=== Input material ===
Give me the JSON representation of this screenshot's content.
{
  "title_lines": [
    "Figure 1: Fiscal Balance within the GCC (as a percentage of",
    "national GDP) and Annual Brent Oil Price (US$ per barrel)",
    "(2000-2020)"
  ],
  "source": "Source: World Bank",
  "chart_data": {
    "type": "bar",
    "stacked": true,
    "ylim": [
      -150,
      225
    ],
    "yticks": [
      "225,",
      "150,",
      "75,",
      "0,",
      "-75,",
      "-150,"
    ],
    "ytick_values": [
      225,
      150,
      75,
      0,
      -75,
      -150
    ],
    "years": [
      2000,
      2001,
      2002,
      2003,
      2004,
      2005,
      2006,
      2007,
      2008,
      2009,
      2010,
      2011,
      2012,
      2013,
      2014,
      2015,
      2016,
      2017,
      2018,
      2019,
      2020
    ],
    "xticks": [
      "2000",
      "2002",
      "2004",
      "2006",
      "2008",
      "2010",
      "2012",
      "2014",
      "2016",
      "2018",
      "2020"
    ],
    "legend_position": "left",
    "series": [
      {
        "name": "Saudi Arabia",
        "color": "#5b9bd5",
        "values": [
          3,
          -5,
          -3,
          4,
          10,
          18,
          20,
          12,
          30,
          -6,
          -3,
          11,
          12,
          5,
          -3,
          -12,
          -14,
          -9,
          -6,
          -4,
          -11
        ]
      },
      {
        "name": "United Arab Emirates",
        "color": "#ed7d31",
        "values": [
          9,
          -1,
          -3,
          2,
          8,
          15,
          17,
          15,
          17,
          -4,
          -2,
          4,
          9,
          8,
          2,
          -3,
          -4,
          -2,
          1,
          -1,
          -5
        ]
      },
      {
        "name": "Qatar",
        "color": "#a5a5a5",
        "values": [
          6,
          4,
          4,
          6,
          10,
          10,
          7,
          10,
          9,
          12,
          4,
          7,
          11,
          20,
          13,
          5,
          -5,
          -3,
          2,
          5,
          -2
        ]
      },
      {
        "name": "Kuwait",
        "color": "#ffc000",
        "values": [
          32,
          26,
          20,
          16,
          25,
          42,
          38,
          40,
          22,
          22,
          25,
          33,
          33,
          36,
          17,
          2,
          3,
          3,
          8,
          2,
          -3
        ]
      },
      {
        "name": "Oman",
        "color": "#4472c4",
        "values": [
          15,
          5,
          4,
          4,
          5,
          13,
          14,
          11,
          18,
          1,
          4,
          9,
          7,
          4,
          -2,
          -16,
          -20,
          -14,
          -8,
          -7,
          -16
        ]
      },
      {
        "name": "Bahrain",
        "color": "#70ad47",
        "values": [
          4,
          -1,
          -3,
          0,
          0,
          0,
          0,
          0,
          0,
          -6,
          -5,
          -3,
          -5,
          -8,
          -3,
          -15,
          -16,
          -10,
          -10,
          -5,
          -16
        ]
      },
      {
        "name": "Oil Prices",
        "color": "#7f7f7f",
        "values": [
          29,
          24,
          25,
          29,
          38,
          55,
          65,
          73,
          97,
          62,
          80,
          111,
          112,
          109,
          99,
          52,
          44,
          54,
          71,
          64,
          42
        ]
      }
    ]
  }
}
===
Give an exact copy of all the data shown above.

Give me the JSON representation of this screenshot's content.
{
  "title_lines": [
    "Figure 1: Fiscal Balance within the GCC (as a percentage of",
    "national GDP) and Annual Brent Oil Price (US$ per barrel)",
    "(2000-2020)"
  ],
  "source": "Source: World Bank",
  "chart_data": {
    "type": "bar",
    "stacked": true,
    "ylim": [
      -150,
      225
    ],
    "yticks": [
      "225,",
      "150,",
      "75,",
      "0,",
      "-75,",
      "-150,"
    ],
    "ytick_values": [
      225,
      150,
      75,
      0,
      -75,
      -150
    ],
    "years": [
      2000,
      2001,
      2002,
      2003,
      2004,
      2005,
      2006,
      2007,
      2008,
      2009,
      2010,
      2011,
      2012,
      2013,
      2014,
      2015,
      2016,
      2017,
      2018,
      2019,
      2020
    ],
    "xticks": [
      "2000",
      "2002",
      "2004",
      "2006",
      "2008",
      "2010",
      "2012",
      "2014",
      "2016",
      "2018",
      "2020"
    ],
    "legend_position": "left",
    "series": [
      {
        "name": "Saudi Arabia",
        "color": "#5b9bd5",
        "values": [
          3,
          -5,
          -3,
          4,
          10,
          18,
          20,
          12,
          30,
          -6,
          -3,
          11,
          12,
          5,
          -3,
          -12,
          -14,
          -9,
          -6,
          -4,
          -11
        ]
      },
      {
        "name": "United Arab Emirates",
        "color": "#ed7d31",
        "values": [
          9,
          -1,
          -3,
          2,
          8,
          15,
          17,
          15,
          17,
          -4,
          -2,
          4,
          9,
          8,
          2,
          -3,
          -4,
          -2,
          1,
          -1,
          -5
        ]
      },
      {
        "name": "Qatar",
        "color": "#a5a5a5",
        "values": [
          6,
          4,
          4,
          6,
          10,
          10,
          7,
          10,
          9,
          12,
          4,
          7,
          11,
          20,
          13,
          5,
          -5,
          -3,
          2,
          5,
          -2
        ]
      },
      {
        "name": "Kuwait",
        "color": "#ffc000",
        "values": [
          32,
          26,
          20,
          16,
          25,
          42,
          38,
          40,
          22,
          22,
          25,
          33,
          33,
          36,
          17,
          2,
          3,
          3,
          8,
          2,
          -3
        ]
      },
      {
        "name": "Oman",
        "color": "#4472c4",
        "values": [
          15,
          5,
          4,
          4,
          5,
          13,
          14,
          11,
          18,
          1,
          4,
          9,
          7,
          4,
          -2,
          -16,
          -20,
          -14,
          -8,
          -7,
          -16
        ]
      },
      {
        "name": "Bahrain",
        "color": "#70ad47",
        "values": [
          4,
          -1,
          -3,
          0,
          0,
          0,
          0,
          0,
          0,
          -6,
          -5,
          -3,
          -5,
          -8,
          -3,
          -15,
          -16,
          -10,
          -10,
          -5,
          -16
        ]
      },
      {
        "name": "Oil Prices",
        "color": "#7f7f7f",
        "values": [
          29,
          24,
          25,
          29,
          38,
          55,
          65,
          73,
          97,
          62,
          80,
          111,
          112,
          109,
          99,
          52,
          44,
          54,
          71,
          64,
          42
        ]
      }
    ]
  }
}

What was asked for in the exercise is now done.